### REQUIRED TASK
Check every line below for the word "JSON" and copy each one that has it.

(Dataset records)
* * * * * * * * *
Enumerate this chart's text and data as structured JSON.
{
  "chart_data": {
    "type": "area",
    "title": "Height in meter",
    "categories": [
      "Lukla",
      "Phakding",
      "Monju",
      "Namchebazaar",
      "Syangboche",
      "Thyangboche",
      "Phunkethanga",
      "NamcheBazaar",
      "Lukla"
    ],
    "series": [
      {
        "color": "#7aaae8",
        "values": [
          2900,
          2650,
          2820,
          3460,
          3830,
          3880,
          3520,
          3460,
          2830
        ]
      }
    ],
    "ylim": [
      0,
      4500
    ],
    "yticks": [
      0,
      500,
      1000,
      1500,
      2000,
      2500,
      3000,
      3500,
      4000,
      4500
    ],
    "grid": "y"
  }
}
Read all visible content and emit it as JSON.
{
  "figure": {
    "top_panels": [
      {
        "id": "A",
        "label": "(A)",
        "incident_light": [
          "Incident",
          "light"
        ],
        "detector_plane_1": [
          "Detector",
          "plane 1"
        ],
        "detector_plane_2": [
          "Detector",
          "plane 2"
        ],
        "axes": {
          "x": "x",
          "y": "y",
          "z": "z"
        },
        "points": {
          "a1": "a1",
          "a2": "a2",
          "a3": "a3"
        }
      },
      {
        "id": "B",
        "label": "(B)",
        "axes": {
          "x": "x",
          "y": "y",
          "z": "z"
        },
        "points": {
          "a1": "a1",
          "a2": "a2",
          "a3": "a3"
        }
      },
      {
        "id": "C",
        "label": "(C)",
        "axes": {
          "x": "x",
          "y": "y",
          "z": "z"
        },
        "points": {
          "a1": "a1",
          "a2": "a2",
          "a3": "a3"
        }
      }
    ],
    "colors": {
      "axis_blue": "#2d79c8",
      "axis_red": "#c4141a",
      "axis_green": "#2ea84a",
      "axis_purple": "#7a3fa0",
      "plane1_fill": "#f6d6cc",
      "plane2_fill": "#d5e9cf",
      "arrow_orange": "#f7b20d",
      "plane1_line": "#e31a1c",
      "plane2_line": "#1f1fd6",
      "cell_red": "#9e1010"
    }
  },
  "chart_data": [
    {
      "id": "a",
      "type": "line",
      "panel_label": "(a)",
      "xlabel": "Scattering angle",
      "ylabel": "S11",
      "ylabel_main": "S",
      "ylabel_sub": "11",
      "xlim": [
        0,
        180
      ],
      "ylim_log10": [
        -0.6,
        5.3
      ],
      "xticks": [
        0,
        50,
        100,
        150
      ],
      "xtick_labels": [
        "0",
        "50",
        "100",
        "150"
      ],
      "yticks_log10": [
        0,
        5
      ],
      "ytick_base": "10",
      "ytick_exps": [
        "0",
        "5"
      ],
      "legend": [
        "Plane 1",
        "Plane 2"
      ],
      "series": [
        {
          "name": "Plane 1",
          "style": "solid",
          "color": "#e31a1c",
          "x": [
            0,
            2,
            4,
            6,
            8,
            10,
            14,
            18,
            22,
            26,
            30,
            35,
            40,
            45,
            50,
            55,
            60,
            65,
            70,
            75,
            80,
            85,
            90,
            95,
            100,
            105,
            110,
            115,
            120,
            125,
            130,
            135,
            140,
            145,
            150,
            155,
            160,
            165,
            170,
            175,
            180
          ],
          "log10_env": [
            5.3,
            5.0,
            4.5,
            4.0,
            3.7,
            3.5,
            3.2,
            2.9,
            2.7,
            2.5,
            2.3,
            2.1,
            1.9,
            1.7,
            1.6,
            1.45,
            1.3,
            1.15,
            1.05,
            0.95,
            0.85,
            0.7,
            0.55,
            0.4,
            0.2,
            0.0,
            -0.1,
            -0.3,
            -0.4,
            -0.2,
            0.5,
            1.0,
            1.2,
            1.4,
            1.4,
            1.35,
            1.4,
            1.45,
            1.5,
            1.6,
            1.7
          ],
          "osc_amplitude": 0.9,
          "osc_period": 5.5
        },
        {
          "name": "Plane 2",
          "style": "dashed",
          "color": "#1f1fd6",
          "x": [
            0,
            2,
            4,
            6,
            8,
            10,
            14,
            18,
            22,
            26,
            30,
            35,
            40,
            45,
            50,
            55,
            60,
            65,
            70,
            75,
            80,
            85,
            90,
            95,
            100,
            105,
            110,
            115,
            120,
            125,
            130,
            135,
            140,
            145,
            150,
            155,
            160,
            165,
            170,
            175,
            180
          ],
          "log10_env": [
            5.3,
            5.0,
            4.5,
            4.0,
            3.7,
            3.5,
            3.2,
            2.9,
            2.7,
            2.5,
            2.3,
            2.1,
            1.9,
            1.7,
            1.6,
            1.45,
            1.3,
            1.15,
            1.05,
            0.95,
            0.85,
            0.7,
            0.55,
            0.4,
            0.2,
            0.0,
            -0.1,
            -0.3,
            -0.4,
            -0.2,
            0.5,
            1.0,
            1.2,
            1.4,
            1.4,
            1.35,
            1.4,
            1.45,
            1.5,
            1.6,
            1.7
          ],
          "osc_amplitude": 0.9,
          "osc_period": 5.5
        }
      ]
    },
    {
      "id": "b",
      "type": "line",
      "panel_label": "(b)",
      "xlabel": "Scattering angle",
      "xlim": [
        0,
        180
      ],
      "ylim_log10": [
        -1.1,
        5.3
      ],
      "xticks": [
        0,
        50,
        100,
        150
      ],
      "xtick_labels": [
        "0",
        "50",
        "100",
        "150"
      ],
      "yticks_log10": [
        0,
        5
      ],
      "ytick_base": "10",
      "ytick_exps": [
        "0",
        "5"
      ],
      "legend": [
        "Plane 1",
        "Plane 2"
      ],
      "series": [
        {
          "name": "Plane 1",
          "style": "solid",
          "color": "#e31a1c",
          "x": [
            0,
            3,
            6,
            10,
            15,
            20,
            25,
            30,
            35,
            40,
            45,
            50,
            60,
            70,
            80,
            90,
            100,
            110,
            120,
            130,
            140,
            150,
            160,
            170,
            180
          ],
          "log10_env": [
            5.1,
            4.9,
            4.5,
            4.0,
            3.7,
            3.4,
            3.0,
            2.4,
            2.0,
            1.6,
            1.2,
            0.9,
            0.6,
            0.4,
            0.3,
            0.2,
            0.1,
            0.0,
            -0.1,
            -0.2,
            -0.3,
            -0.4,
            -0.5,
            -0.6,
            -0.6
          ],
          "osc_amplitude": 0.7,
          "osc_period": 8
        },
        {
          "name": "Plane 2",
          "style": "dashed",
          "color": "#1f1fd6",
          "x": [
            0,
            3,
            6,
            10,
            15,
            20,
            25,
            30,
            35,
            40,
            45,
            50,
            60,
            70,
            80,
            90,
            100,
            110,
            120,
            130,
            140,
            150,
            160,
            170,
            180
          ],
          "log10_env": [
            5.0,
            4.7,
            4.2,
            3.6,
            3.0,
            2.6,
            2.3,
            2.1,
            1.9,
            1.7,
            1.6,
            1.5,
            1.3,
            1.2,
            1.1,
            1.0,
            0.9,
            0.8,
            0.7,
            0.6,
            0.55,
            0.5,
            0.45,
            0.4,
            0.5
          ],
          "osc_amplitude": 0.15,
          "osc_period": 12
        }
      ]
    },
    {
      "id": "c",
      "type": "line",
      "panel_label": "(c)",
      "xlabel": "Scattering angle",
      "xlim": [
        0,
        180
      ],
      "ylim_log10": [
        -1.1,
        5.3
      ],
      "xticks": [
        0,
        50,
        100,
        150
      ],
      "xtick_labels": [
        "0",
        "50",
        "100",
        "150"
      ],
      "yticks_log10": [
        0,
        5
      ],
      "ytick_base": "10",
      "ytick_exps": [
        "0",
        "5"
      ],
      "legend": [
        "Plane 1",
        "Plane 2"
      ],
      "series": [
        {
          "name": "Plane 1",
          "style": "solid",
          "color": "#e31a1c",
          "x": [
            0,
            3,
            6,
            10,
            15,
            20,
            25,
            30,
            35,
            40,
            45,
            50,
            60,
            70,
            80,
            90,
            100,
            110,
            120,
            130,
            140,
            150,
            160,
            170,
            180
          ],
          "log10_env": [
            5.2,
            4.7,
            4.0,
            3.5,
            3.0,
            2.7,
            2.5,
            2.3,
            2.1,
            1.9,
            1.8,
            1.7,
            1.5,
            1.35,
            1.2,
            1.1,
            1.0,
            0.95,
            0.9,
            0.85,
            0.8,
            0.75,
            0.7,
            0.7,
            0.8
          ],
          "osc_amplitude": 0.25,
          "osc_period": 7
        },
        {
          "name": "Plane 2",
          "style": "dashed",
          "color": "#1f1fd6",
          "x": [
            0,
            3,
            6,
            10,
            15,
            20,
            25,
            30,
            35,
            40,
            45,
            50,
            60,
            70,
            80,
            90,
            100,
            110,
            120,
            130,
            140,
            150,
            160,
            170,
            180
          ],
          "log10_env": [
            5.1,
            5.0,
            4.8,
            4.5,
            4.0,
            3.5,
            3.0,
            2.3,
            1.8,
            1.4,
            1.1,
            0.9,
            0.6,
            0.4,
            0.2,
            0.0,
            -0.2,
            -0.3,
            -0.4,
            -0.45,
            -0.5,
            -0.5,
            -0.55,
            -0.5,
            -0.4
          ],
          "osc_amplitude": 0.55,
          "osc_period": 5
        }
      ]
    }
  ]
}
* * * * * * * * *
### FINISHED EXERCISE
Enumerate this chart's text and data as structured JSON.
Read all visible content and emit it as JSON.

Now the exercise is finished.